### SUPPLIED INFORMATION
----------------

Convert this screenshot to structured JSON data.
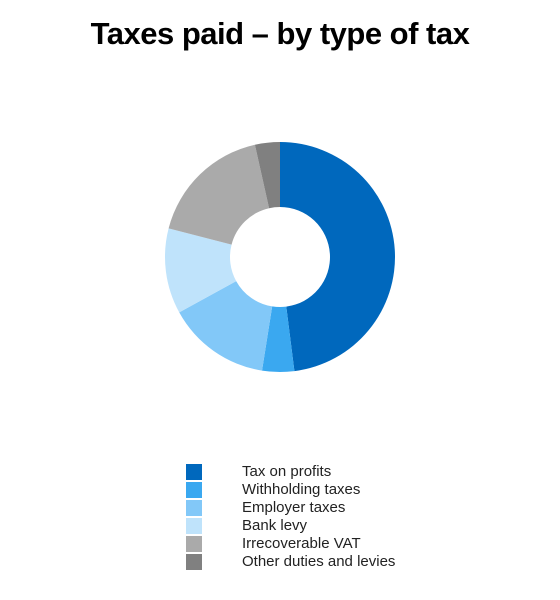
{
  "chart_data": {
    "type": "donut",
    "title": "Taxes paid – by type of tax",
    "categories": [
      "Tax on profits",
      "Withholding taxes",
      "Employer taxes",
      "Bank levy",
      "Irrecoverable VAT",
      "Other duties and levies"
    ],
    "values": [
      48,
      4.5,
      14.5,
      12,
      17.5,
      3.5
    ],
    "colors": [
      "#0068bd",
      "#3aa8f0",
      "#82c8f8",
      "#bfe3fb",
      "#aaaaaa",
      "#808080"
    ],
    "legend": "bottom"
  }
}
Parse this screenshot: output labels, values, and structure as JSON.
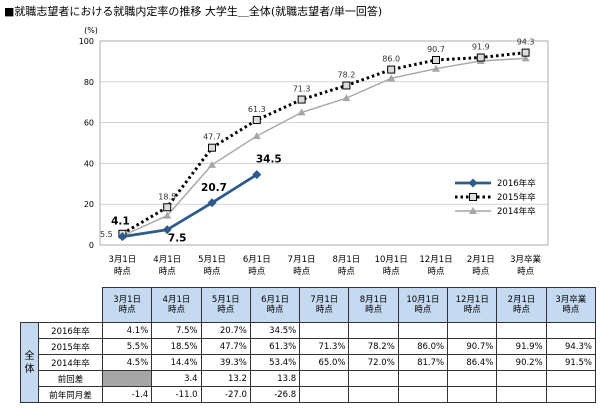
{
  "title": "■就職志望者における就職内定率の推移  大学生＿全体(就職志望者/単一回答)",
  "chart_data": {
    "type": "line",
    "unit_label": "(%)",
    "categories": [
      [
        "3月1日",
        "時点"
      ],
      [
        "4月1日",
        "時点"
      ],
      [
        "5月1日",
        "時点"
      ],
      [
        "6月1日",
        "時点"
      ],
      [
        "7月1日",
        "時点"
      ],
      [
        "8月1日",
        "時点"
      ],
      [
        "10月1日",
        "時点"
      ],
      [
        "12月1日",
        "時点"
      ],
      [
        "2月1日",
        "時点"
      ],
      [
        "3月卒業",
        "時点"
      ]
    ],
    "ylim": [
      0,
      100
    ],
    "yticks": [
      "0",
      "20",
      "40",
      "60",
      "80",
      "100"
    ],
    "grid": true,
    "legend_position": "right",
    "series": [
      {
        "name": "2016年卒",
        "color": "#2e5c8a",
        "marker": "diamond",
        "style": "solid",
        "values": [
          4.1,
          7.5,
          20.7,
          34.5,
          null,
          null,
          null,
          null,
          null,
          null
        ],
        "labels": [
          "4.1",
          "7.5",
          "20.7",
          "34.5",
          "",
          "",
          "",
          "",
          "",
          ""
        ]
      },
      {
        "name": "2015年卒",
        "color": "#000000",
        "marker": "square",
        "style": "dotted",
        "values": [
          5.5,
          18.5,
          47.7,
          61.3,
          71.3,
          78.2,
          86.0,
          90.7,
          91.9,
          94.3
        ],
        "labels": [
          "5.5",
          "18.5",
          "47.7",
          "61.3",
          "71.3",
          "78.2",
          "86.0",
          "90.7",
          "91.9",
          "94.3"
        ]
      },
      {
        "name": "2014年卒",
        "color": "#a6a6a6",
        "marker": "triangle",
        "style": "solid",
        "values": [
          4.5,
          14.4,
          39.3,
          53.4,
          65.0,
          72.0,
          81.7,
          86.4,
          90.2,
          91.5
        ],
        "labels": [
          "",
          "",
          "",
          "",
          "",
          "",
          "",
          "",
          "",
          ""
        ]
      }
    ]
  },
  "table": {
    "headers": [
      [
        "3月1日",
        "時点"
      ],
      [
        "4月1日",
        "時点"
      ],
      [
        "5月1日",
        "時点"
      ],
      [
        "6月1日",
        "時点"
      ],
      [
        "7月1日",
        "時点"
      ],
      [
        "8月1日",
        "時点"
      ],
      [
        "10月1日",
        "時点"
      ],
      [
        "12月1日",
        "時点"
      ],
      [
        "2月1日",
        "時点"
      ],
      [
        "3月卒業",
        "時点"
      ]
    ],
    "group_label": "全体",
    "rows": [
      {
        "label": "2016年卒",
        "cells": [
          "4.1%",
          "7.5%",
          "20.7%",
          "34.5%",
          "",
          "",
          "",
          "",
          "",
          ""
        ]
      },
      {
        "label": "2015年卒",
        "cells": [
          "5.5%",
          "18.5%",
          "47.7%",
          "61.3%",
          "71.3%",
          "78.2%",
          "86.0%",
          "90.7%",
          "91.9%",
          "94.3%"
        ]
      },
      {
        "label": "2014年卒",
        "cells": [
          "4.5%",
          "14.4%",
          "39.3%",
          "53.4%",
          "65.0%",
          "72.0%",
          "81.7%",
          "86.4%",
          "90.2%",
          "91.5%"
        ]
      },
      {
        "label": "前回差",
        "cells": [
          "",
          "3.4",
          "13.2",
          "13.8",
          "",
          "",
          "",
          "",
          "",
          ""
        ],
        "gray_first": true
      },
      {
        "label": "前年同月差",
        "cells": [
          "-1.4",
          "-11.0",
          "-27.0",
          "-26.8",
          "",
          "",
          "",
          "",
          "",
          ""
        ]
      }
    ]
  }
}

----------------

Retype each entry precisely. Skip images entirely.

### TASK RESPONSE
Convert this screenshot to structured JSON data.
{
  "chart_data": {
    "type": "donut",
    "title": "Taxes paid – by type of tax",
    "categories": [
      "Tax on profits",
      "Withholding taxes",
      "Employer taxes",
      "Bank levy",
      "Irrecoverable VAT",
      "Other duties and levies"
    ],
    "values": [
      48,
      4.5,
      14.5,
      12,
      17.5,
      3.5
    ],
    "colors": [
      "#0068bd",
      "#3aa8f0",
      "#82c8f8",
      "#bfe3fb",
      "#aaaaaa",
      "#808080"
    ],
    "legend": "bottom"
  }
}
Parse this screenshot: output labels, values, and structure as JSON.
{
  "title": "■就職志望者における就職内定率の推移  大学生＿全体(就職志望者/単一回答)",
  "chart_data": {
    "type": "line",
    "unit_label": "(%)",
    "categories": [
      [
        "3月1日",
        "時点"
      ],
      [
        "4月1日",
        "時点"
      ],
      [
        "5月1日",
        "時点"
      ],
      [
        "6月1日",
        "時点"
      ],
      [
        "7月1日",
        "時点"
      ],
      [
        "8月1日",
        "時点"
      ],
      [
        "10月1日",
        "時点"
      ],
      [
        "12月1日",
        "時点"
      ],
      [
        "2月1日",
        "時点"
      ],
      [
        "3月卒業",
        "時点"
      ]
    ],
    "ylim": [
      0,
      100
    ],
    "yticks": [
      "0",
      "20",
      "40",
      "60",
      "80",
      "100"
    ],
    "grid": true,
    "legend_position": "right",
    "series": [
      {
        "name": "2016年卒",
        "color": "#2e5c8a",
        "marker": "diamond",
        "style": "solid",
        "values": [
          4.1,
          7.5,
          20.7,
          34.5,
          null,
          null,
          null,
          null,
          null,
          null
        ],
        "labels": [
          "4.1",
          "7.5",
          "20.7",
          "34.5",
          "",
          "",
          "",
          "",
          "",
          ""
        ]
      },
      {
        "name": "2015年卒",
        "color": "#000000",
        "marker": "square",
        "style": "dotted",
        "values": [
          5.5,
          18.5,
          47.7,
          61.3,
          71.3,
          78.2,
          86.0,
          90.7,
          91.9,
          94.3
        ],
        "labels": [
          "5.5",
          "18.5",
          "47.7",
          "61.3",
          "71.3",
          "78.2",
          "86.0",
          "90.7",
          "91.9",
          "94.3"
        ]
      },
      {
        "name": "2014年卒",
        "color": "#a6a6a6",
        "marker": "triangle",
        "style": "solid",
        "values": [
          4.5,
          14.4,
          39.3,
          53.4,
          65.0,
          72.0,
          81.7,
          86.4,
          90.2,
          91.5
        ],
        "labels": [
          "",
          "",
          "",
          "",
          "",
          "",
          "",
          "",
          "",
          ""
        ]
      }
    ]
  },
  "table": {
    "headers": [
      [
        "3月1日",
        "時点"
      ],
      [
        "4月1日",
        "時点"
      ],
      [
        "5月1日",
        "時点"
      ],
      [
        "6月1日",
        "時点"
      ],
      [
        "7月1日",
        "時点"
      ],
      [
        "8月1日",
        "時点"
      ],
      [
        "10月1日",
        "時点"
      ],
      [
        "12月1日",
        "時点"
      ],
      [
        "2月1日",
        "時点"
      ],
      [
        "3月卒業",
        "時点"
      ]
    ],
    "group_label": "全体",
    "rows": [
      {
        "label": "2016年卒",
        "cells": [
          "4.1%",
          "7.5%",
          "20.7%",
          "34.5%",
          "",
          "",
          "",
          "",
          "",
          ""
        ]
      },
      {
        "label": "2015年卒",
        "cells": [
          "5.5%",
          "18.5%",
          "47.7%",
          "61.3%",
          "71.3%",
          "78.2%",
          "86.0%",
          "90.7%",
          "91.9%",
          "94.3%"
        ]
      },
      {
        "label": "2014年卒",
        "cells": [
          "4.5%",
          "14.4%",
          "39.3%",
          "53.4%",
          "65.0%",
          "72.0%",
          "81.7%",
          "86.4%",
          "90.2%",
          "91.5%"
        ]
      },
      {
        "label": "前回差",
        "cells": [
          "",
          "3.4",
          "13.2",
          "13.8",
          "",
          "",
          "",
          "",
          "",
          ""
        ],
        "gray_first": true
      },
      {
        "label": "前年同月差",
        "cells": [
          "-1.4",
          "-11.0",
          "-27.0",
          "-26.8",
          "",
          "",
          "",
          "",
          "",
          ""
        ]
      }
    ]
  }
}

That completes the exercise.